* The request *
Where a line in the listing below contains the word "this", copy that line.

******

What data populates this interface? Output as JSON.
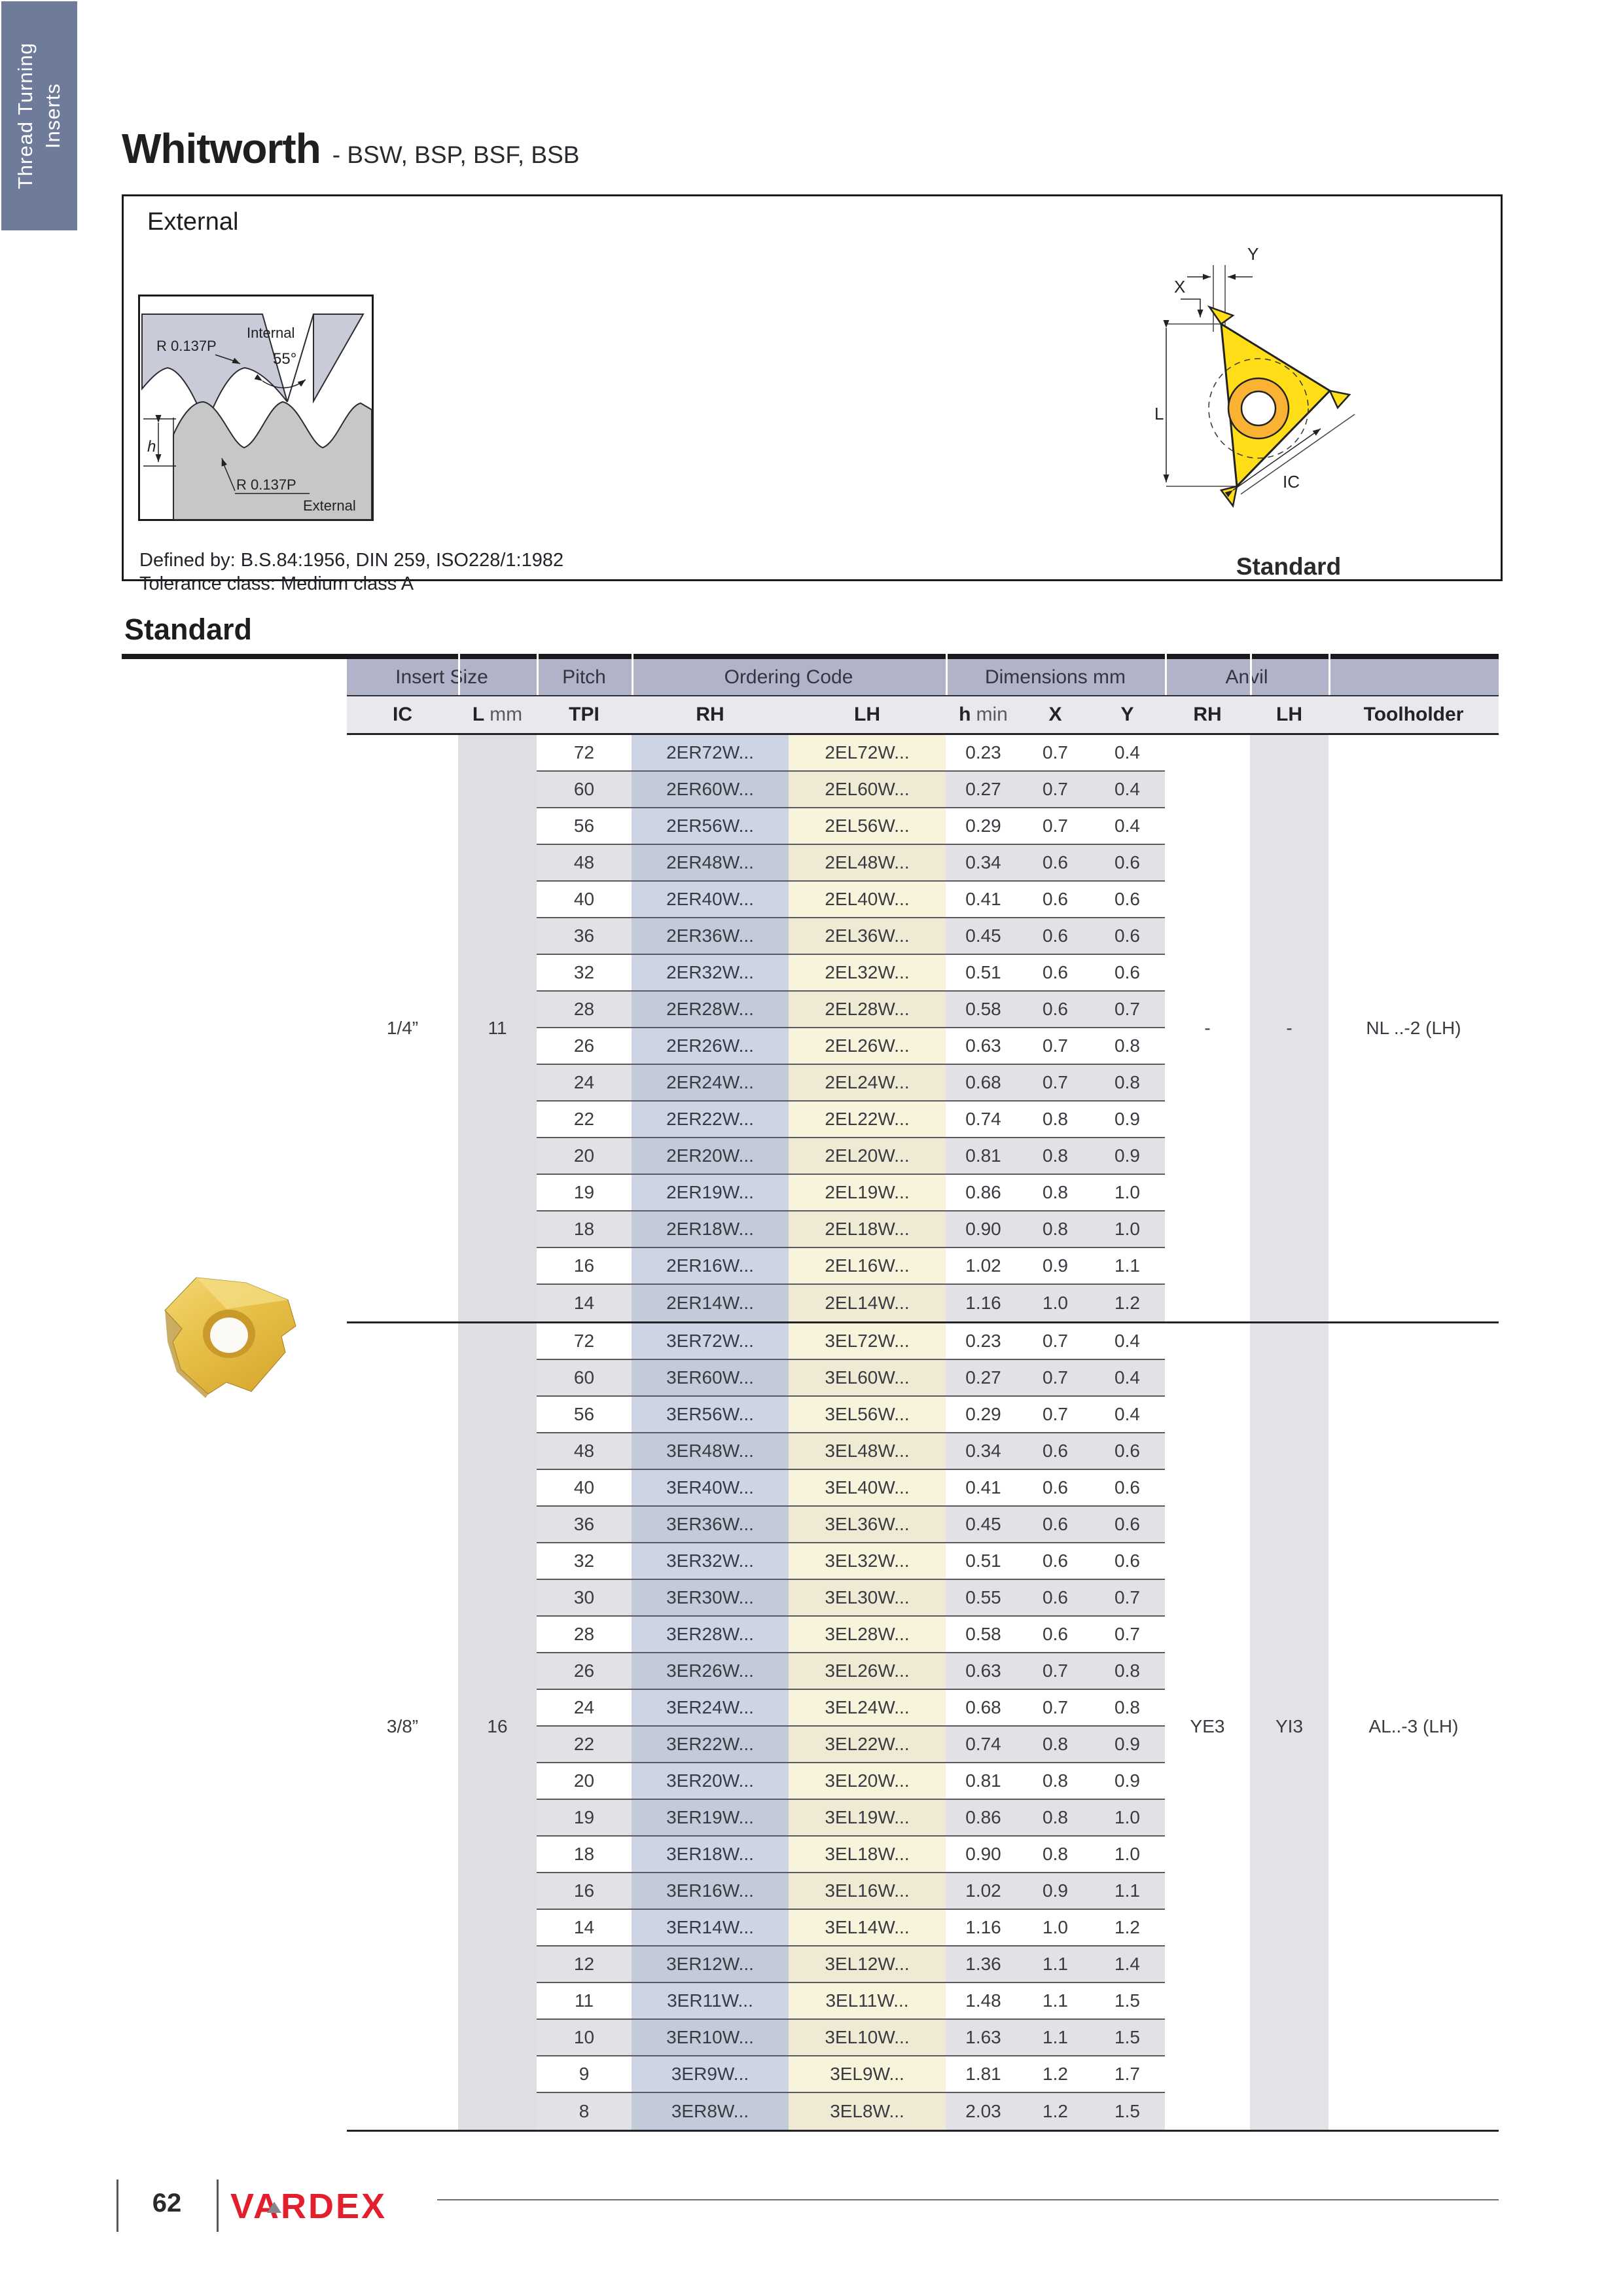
{
  "sidebar": {
    "line1": "Thread Turning",
    "line2": "Inserts"
  },
  "page": {
    "title": "Whitworth",
    "subtitle": "- BSW, BSP, BSF, BSB",
    "external_label": "External",
    "defined_by": "Defined by: B.S.84:1956, DIN 259, ISO228/1:1982",
    "tolerance": "Tolerance class: Medium class A",
    "standard_caption": "Standard",
    "table_title": "Standard"
  },
  "profile_diagram": {
    "r_top": "R 0.137P",
    "internal": "Internal",
    "angle": "55°",
    "h": "h",
    "r_bottom": "R 0.137P",
    "external": "External"
  },
  "insert_diagram": {
    "x": "X",
    "y": "Y",
    "l": "L",
    "ic": "IC"
  },
  "table": {
    "groups": {
      "insert_size": "Insert Size",
      "pitch": "Pitch",
      "ordering_code": "Ordering Code",
      "dimensions": "Dimensions mm",
      "anvil": "Anvil"
    },
    "columns": {
      "ic": "IC",
      "l_main": "L",
      "l_unit": "mm",
      "tpi": "TPI",
      "rh": "RH",
      "lh": "LH",
      "h_main": "h",
      "h_unit": "min",
      "x": "X",
      "y": "Y",
      "anvil_rh": "RH",
      "anvil_lh": "LH",
      "toolholder": "Toolholder"
    },
    "sections": [
      {
        "ic": "1/4”",
        "l": "11",
        "anvil_rh": "-",
        "anvil_lh": "-",
        "toolholder": "NL ..-2 (LH)",
        "rows": [
          [
            "72",
            "2ER72W...",
            "2EL72W...",
            "0.23",
            "0.7",
            "0.4"
          ],
          [
            "60",
            "2ER60W...",
            "2EL60W...",
            "0.27",
            "0.7",
            "0.4"
          ],
          [
            "56",
            "2ER56W...",
            "2EL56W...",
            "0.29",
            "0.7",
            "0.4"
          ],
          [
            "48",
            "2ER48W...",
            "2EL48W...",
            "0.34",
            "0.6",
            "0.6"
          ],
          [
            "40",
            "2ER40W...",
            "2EL40W...",
            "0.41",
            "0.6",
            "0.6"
          ],
          [
            "36",
            "2ER36W...",
            "2EL36W...",
            "0.45",
            "0.6",
            "0.6"
          ],
          [
            "32",
            "2ER32W...",
            "2EL32W...",
            "0.51",
            "0.6",
            "0.6"
          ],
          [
            "28",
            "2ER28W...",
            "2EL28W...",
            "0.58",
            "0.6",
            "0.7"
          ],
          [
            "26",
            "2ER26W...",
            "2EL26W...",
            "0.63",
            "0.7",
            "0.8"
          ],
          [
            "24",
            "2ER24W...",
            "2EL24W...",
            "0.68",
            "0.7",
            "0.8"
          ],
          [
            "22",
            "2ER22W...",
            "2EL22W...",
            "0.74",
            "0.8",
            "0.9"
          ],
          [
            "20",
            "2ER20W...",
            "2EL20W...",
            "0.81",
            "0.8",
            "0.9"
          ],
          [
            "19",
            "2ER19W...",
            "2EL19W...",
            "0.86",
            "0.8",
            "1.0"
          ],
          [
            "18",
            "2ER18W...",
            "2EL18W...",
            "0.90",
            "0.8",
            "1.0"
          ],
          [
            "16",
            "2ER16W...",
            "2EL16W...",
            "1.02",
            "0.9",
            "1.1"
          ],
          [
            "14",
            "2ER14W...",
            "2EL14W...",
            "1.16",
            "1.0",
            "1.2"
          ]
        ]
      },
      {
        "ic": "3/8”",
        "l": "16",
        "anvil_rh": "YE3",
        "anvil_lh": "YI3",
        "toolholder": "AL..-3 (LH)",
        "rows": [
          [
            "72",
            "3ER72W...",
            "3EL72W...",
            "0.23",
            "0.7",
            "0.4"
          ],
          [
            "60",
            "3ER60W...",
            "3EL60W...",
            "0.27",
            "0.7",
            "0.4"
          ],
          [
            "56",
            "3ER56W...",
            "3EL56W...",
            "0.29",
            "0.7",
            "0.4"
          ],
          [
            "48",
            "3ER48W...",
            "3EL48W...",
            "0.34",
            "0.6",
            "0.6"
          ],
          [
            "40",
            "3ER40W...",
            "3EL40W...",
            "0.41",
            "0.6",
            "0.6"
          ],
          [
            "36",
            "3ER36W...",
            "3EL36W...",
            "0.45",
            "0.6",
            "0.6"
          ],
          [
            "32",
            "3ER32W...",
            "3EL32W...",
            "0.51",
            "0.6",
            "0.6"
          ],
          [
            "30",
            "3ER30W...",
            "3EL30W...",
            "0.55",
            "0.6",
            "0.7"
          ],
          [
            "28",
            "3ER28W...",
            "3EL28W...",
            "0.58",
            "0.6",
            "0.7"
          ],
          [
            "26",
            "3ER26W...",
            "3EL26W...",
            "0.63",
            "0.7",
            "0.8"
          ],
          [
            "24",
            "3ER24W...",
            "3EL24W...",
            "0.68",
            "0.7",
            "0.8"
          ],
          [
            "22",
            "3ER22W...",
            "3EL22W...",
            "0.74",
            "0.8",
            "0.9"
          ],
          [
            "20",
            "3ER20W...",
            "3EL20W...",
            "0.81",
            "0.8",
            "0.9"
          ],
          [
            "19",
            "3ER19W...",
            "3EL19W...",
            "0.86",
            "0.8",
            "1.0"
          ],
          [
            "18",
            "3ER18W...",
            "3EL18W...",
            "0.90",
            "0.8",
            "1.0"
          ],
          [
            "16",
            "3ER16W...",
            "3EL16W...",
            "1.02",
            "0.9",
            "1.1"
          ],
          [
            "14",
            "3ER14W...",
            "3EL14W...",
            "1.16",
            "1.0",
            "1.2"
          ],
          [
            "12",
            "3ER12W...",
            "3EL12W...",
            "1.36",
            "1.1",
            "1.4"
          ],
          [
            "11",
            "3ER11W...",
            "3EL11W...",
            "1.48",
            "1.1",
            "1.5"
          ],
          [
            "10",
            "3ER10W...",
            "3EL10W...",
            "1.63",
            "1.1",
            "1.5"
          ],
          [
            "9",
            "3ER9W...",
            "3EL9W...",
            "1.81",
            "1.2",
            "1.7"
          ],
          [
            "8",
            "3ER8W...",
            "3EL8W...",
            "2.03",
            "1.2",
            "1.5"
          ]
        ]
      }
    ]
  },
  "footer": {
    "page": "62",
    "brand": "VARDEX"
  },
  "colors": {
    "tab_bg": "#6f7b9b",
    "accent_band": "#b1b3c8",
    "subheader_bg": "#e9e9ed",
    "row_alt": "#e2e2e6",
    "col_stripe": "#dfdfe3",
    "anvil_stripe": "#e3e3e7",
    "rh_on_white": "#cdd5e4",
    "rh_on_alt": "#c3cbda",
    "lh_on_white": "#f8f4dc",
    "lh_on_alt": "#eeead3",
    "logo_red": "#e41f2d",
    "insert_yellow": "#ffd21e",
    "diagram_internal": "#c9ccd8",
    "diagram_external": "#c5c8c7"
  }
}
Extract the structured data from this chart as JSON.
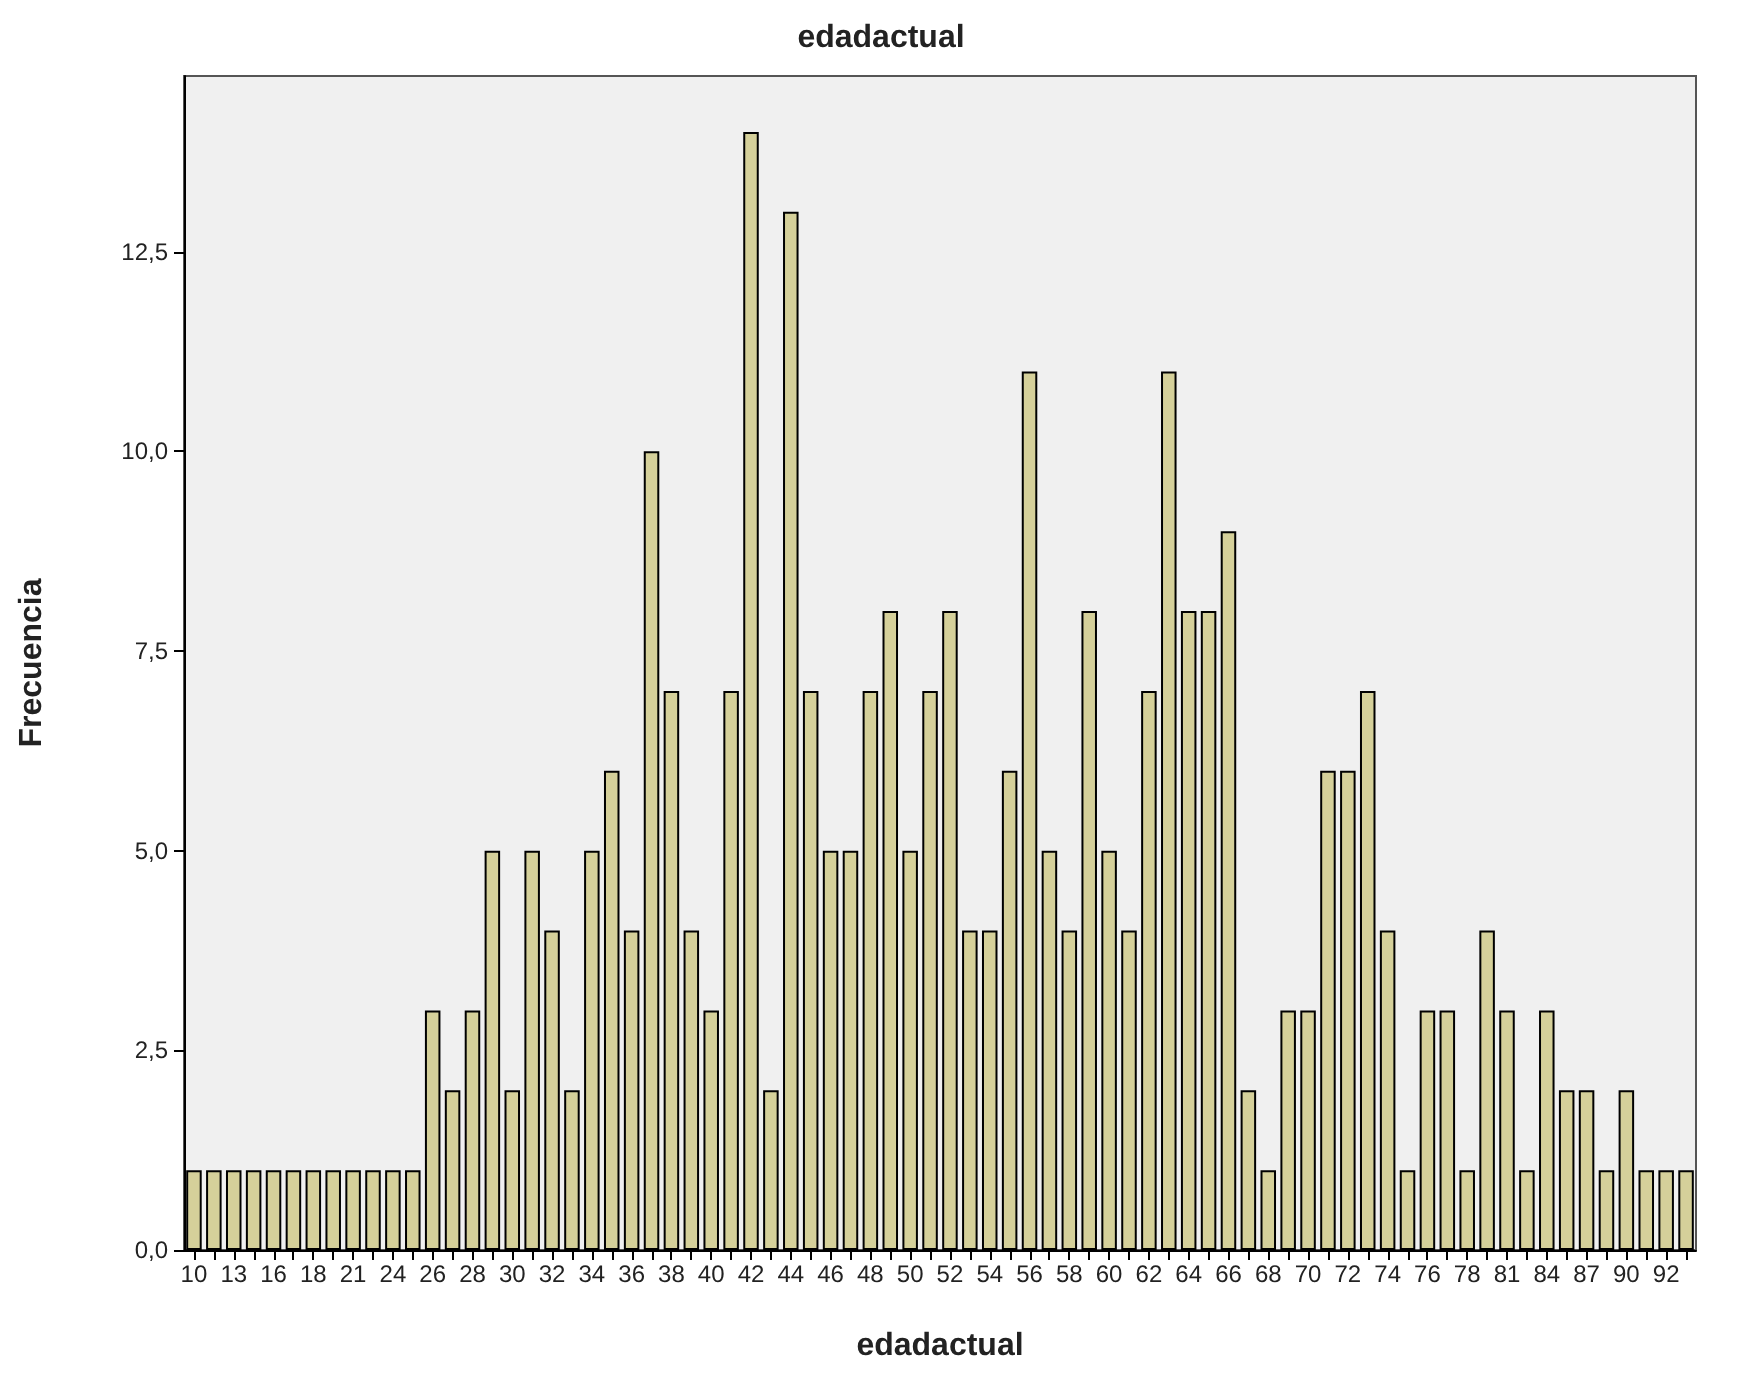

******

* Exercise result *
What data populates this interface? Output as JSON.
Extract the structured data from this chart as JSON.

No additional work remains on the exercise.